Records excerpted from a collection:
○ ○ ○ ○ ○

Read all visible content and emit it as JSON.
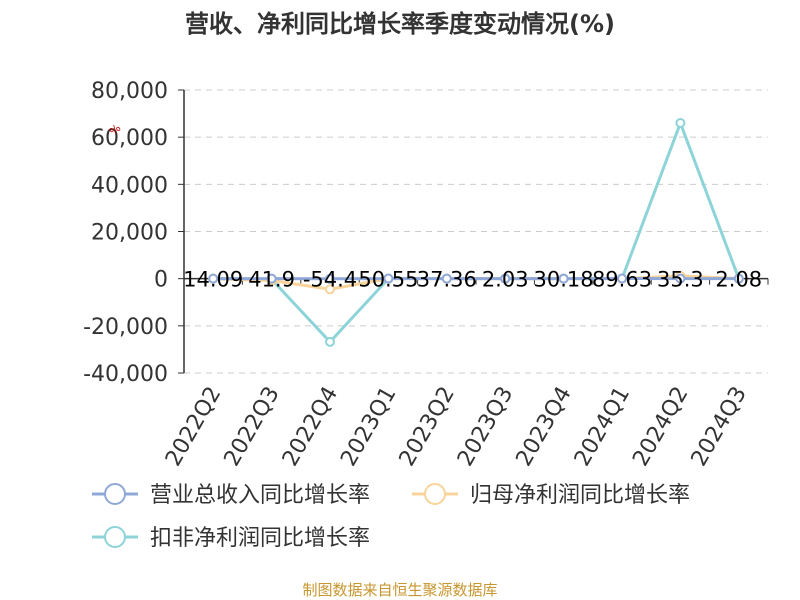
{
  "chart_data": {
    "type": "line",
    "title": "营收、净利同比增长率季度变动情况(%)",
    "unit_label": "%",
    "categories": [
      "2022Q2",
      "2022Q3",
      "2022Q4",
      "2023Q1",
      "2023Q2",
      "2023Q3",
      "2023Q4",
      "2024Q1",
      "2024Q2",
      "2024Q3"
    ],
    "ylim": [
      -40000,
      80000
    ],
    "yticks": [
      80000,
      60000,
      40000,
      20000,
      0,
      -20000,
      -40000
    ],
    "ytick_labels": [
      "80,000",
      "60,000",
      "40,000",
      "20,000",
      "0",
      "-20,000",
      "-40,000"
    ],
    "grid": true,
    "legend_position": "bottom",
    "series": [
      {
        "name": "营业总收入同比增长率",
        "color": "#8fa8d8",
        "values": [
          14.09,
          41.9,
          -54.4,
          50.55,
          37.36,
          2.03,
          30.18,
          89.63,
          35.3,
          2.08
        ]
      },
      {
        "name": "归母净利润同比增长率",
        "color": "#f8d49a",
        "values": [
          0,
          -800,
          -4500,
          0,
          0,
          0,
          0,
          0,
          1200,
          0
        ]
      },
      {
        "name": "扣非净利润同比增长率",
        "color": "#8dd4d8",
        "values": [
          0,
          -300,
          -26800,
          0,
          0,
          0,
          0,
          0,
          66000,
          0
        ]
      }
    ],
    "data_labels": [
      "14.09",
      "41.9",
      "-54.4",
      "50.55",
      "37.36",
      "2.03",
      "30.18",
      "89.63",
      "35.3",
      "2.08"
    ]
  },
  "source": "制图数据来自恒生聚源数据库"
}
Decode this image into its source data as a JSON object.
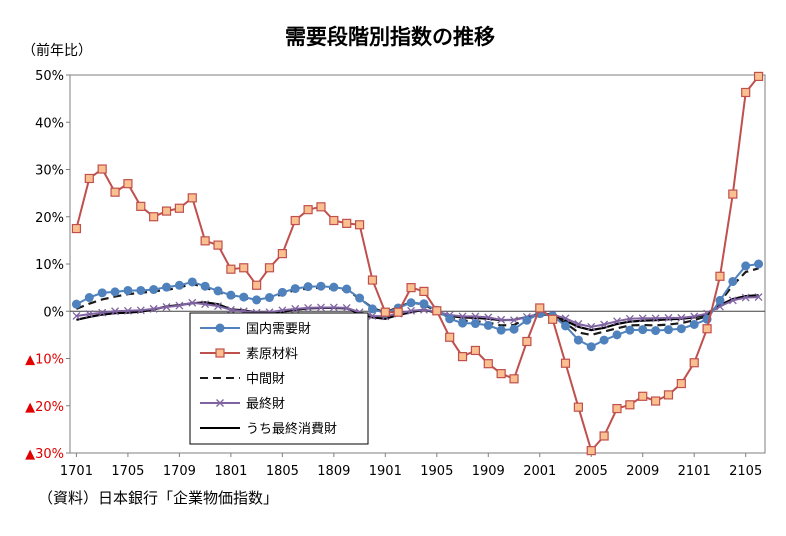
{
  "chart_data": {
    "type": "line",
    "title": "需要段階別指数の推移",
    "ylabel": "（前年比）",
    "source": "（資料）日本銀行「企業物価指数」",
    "ylim": [
      -30,
      50
    ],
    "yticks": [
      {
        "value": 50,
        "label": "50%",
        "negative": false
      },
      {
        "value": 40,
        "label": "40%",
        "negative": false
      },
      {
        "value": 30,
        "label": "30%",
        "negative": false
      },
      {
        "value": 20,
        "label": "20%",
        "negative": false
      },
      {
        "value": 10,
        "label": "10%",
        "negative": false
      },
      {
        "value": 0,
        "label": "0%",
        "negative": false
      },
      {
        "value": -10,
        "label": "▲10%",
        "negative": true
      },
      {
        "value": -20,
        "label": "▲20%",
        "negative": true
      },
      {
        "value": -30,
        "label": "▲30%",
        "negative": true
      }
    ],
    "x": [
      "1701",
      "1702",
      "1703",
      "1704",
      "1705",
      "1706",
      "1707",
      "1708",
      "1709",
      "1710",
      "1711",
      "1712",
      "1801",
      "1802",
      "1803",
      "1804",
      "1805",
      "1806",
      "1807",
      "1808",
      "1809",
      "1810",
      "1811",
      "1812",
      "1901",
      "1902",
      "1903",
      "1904",
      "1905",
      "1906",
      "1907",
      "1908",
      "1909",
      "1910",
      "1911",
      "1912",
      "2001",
      "2002",
      "2003",
      "2004",
      "2005",
      "2006",
      "2007",
      "2008",
      "2009",
      "2010",
      "2011",
      "2012",
      "2101",
      "2102",
      "2103",
      "2104",
      "2105",
      "2106"
    ],
    "xtick_labels": [
      "1701",
      "1705",
      "1709",
      "1801",
      "1805",
      "1809",
      "1901",
      "1905",
      "1909",
      "2001",
      "2005",
      "2009",
      "2101",
      "2105"
    ],
    "legend": {
      "placement": "bottom-center-left"
    },
    "series": [
      {
        "name": "国内需要財",
        "color": "#4f81bd",
        "marker": "circle",
        "dash": "solid",
        "values": [
          1.5,
          2.9,
          3.9,
          4.1,
          4.4,
          4.4,
          4.6,
          5.1,
          5.5,
          6.2,
          5.3,
          4.3,
          3.4,
          3.0,
          2.4,
          2.9,
          4.0,
          4.8,
          5.2,
          5.3,
          5.1,
          4.7,
          2.8,
          0.5,
          -0.4,
          0.7,
          1.8,
          1.6,
          0.2,
          -1.6,
          -2.5,
          -2.6,
          -3.0,
          -4.0,
          -3.8,
          -1.9,
          -0.5,
          -1.0,
          -3.1,
          -6.1,
          -7.5,
          -6.1,
          -5.0,
          -4.0,
          -3.9,
          -4.1,
          -3.9,
          -3.7,
          -2.8,
          -1.7,
          2.3,
          6.3,
          9.6,
          10.0
        ]
      },
      {
        "name": "素原材料",
        "color": "#c0504d",
        "marker": "square",
        "marker_fill": "#fac08f",
        "dash": "solid",
        "values": [
          17.5,
          28.1,
          30.1,
          25.2,
          27.0,
          22.2,
          20.0,
          21.2,
          21.8,
          24.0,
          14.9,
          14.0,
          8.9,
          9.2,
          5.5,
          9.2,
          12.2,
          19.2,
          21.5,
          22.1,
          19.2,
          18.6,
          18.3,
          6.6,
          -0.2,
          -0.2,
          5.0,
          4.2,
          0.1,
          -5.5,
          -9.6,
          -8.3,
          -11.1,
          -13.2,
          -14.3,
          -6.4,
          0.7,
          -1.7,
          -11.0,
          -20.3,
          -29.5,
          -26.4,
          -20.6,
          -19.8,
          -18.0,
          -19.0,
          -17.7,
          -15.3,
          -10.9,
          -3.7,
          7.4,
          24.8,
          46.3,
          49.7
        ]
      },
      {
        "name": "中間財",
        "color": "#1a1a1a",
        "marker": "none",
        "dash": "dashed",
        "values": [
          0.5,
          1.6,
          2.5,
          3.1,
          3.6,
          3.9,
          4.2,
          4.5,
          5.0,
          5.8,
          5.0,
          4.1,
          3.2,
          2.8,
          2.2,
          2.7,
          3.6,
          4.5,
          4.8,
          5.0,
          4.8,
          4.5,
          2.7,
          0.7,
          -0.3,
          0.9,
          1.9,
          1.4,
          0.0,
          -1.5,
          -2.0,
          -2.1,
          -2.4,
          -3.0,
          -2.9,
          -1.5,
          -0.3,
          -0.8,
          -2.5,
          -4.5,
          -5.0,
          -4.3,
          -3.6,
          -3.0,
          -2.9,
          -3.0,
          -2.8,
          -2.5,
          -1.9,
          -1.0,
          2.0,
          5.5,
          8.3,
          9.1
        ]
      },
      {
        "name": "最終財",
        "color": "#8064a2",
        "marker": "x",
        "dash": "solid",
        "values": [
          -1.0,
          -0.6,
          -0.3,
          0.0,
          0.1,
          0.2,
          0.5,
          0.9,
          1.2,
          1.8,
          1.5,
          1.1,
          0.3,
          0.0,
          -0.3,
          -0.2,
          0.2,
          0.5,
          0.7,
          0.8,
          0.8,
          0.7,
          -0.2,
          -1.0,
          -1.1,
          -0.5,
          0.1,
          0.3,
          -0.1,
          -0.8,
          -1.1,
          -1.1,
          -1.3,
          -1.8,
          -1.9,
          -1.2,
          -0.5,
          -0.7,
          -1.5,
          -2.7,
          -3.3,
          -2.8,
          -2.1,
          -1.6,
          -1.5,
          -1.5,
          -1.4,
          -1.4,
          -1.1,
          -0.5,
          1.0,
          2.3,
          2.9,
          3.0
        ]
      },
      {
        "name": "うち最終消費財",
        "color": "#000000",
        "marker": "none",
        "dash": "solid",
        "values": [
          -1.8,
          -1.2,
          -0.7,
          -0.4,
          -0.3,
          -0.1,
          0.4,
          1.0,
          1.3,
          1.7,
          1.9,
          1.5,
          0.4,
          0.2,
          -0.3,
          -0.5,
          -0.1,
          0.3,
          0.6,
          0.7,
          0.7,
          0.6,
          -0.5,
          -1.3,
          -1.6,
          -0.8,
          -0.2,
          0.3,
          -0.3,
          -1.0,
          -1.3,
          -1.4,
          -1.6,
          -1.9,
          -1.8,
          -1.2,
          -0.7,
          -0.8,
          -2.0,
          -3.3,
          -4.0,
          -3.5,
          -2.7,
          -2.2,
          -2.0,
          -1.9,
          -1.7,
          -1.6,
          -1.3,
          -0.6,
          1.3,
          2.6,
          3.2,
          3.4
        ]
      }
    ]
  }
}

○ ○ ○ ○ ○

### The request
Go through the data and count each line that has the word "JSON", then give the total alone.

### Answer for this exercise
2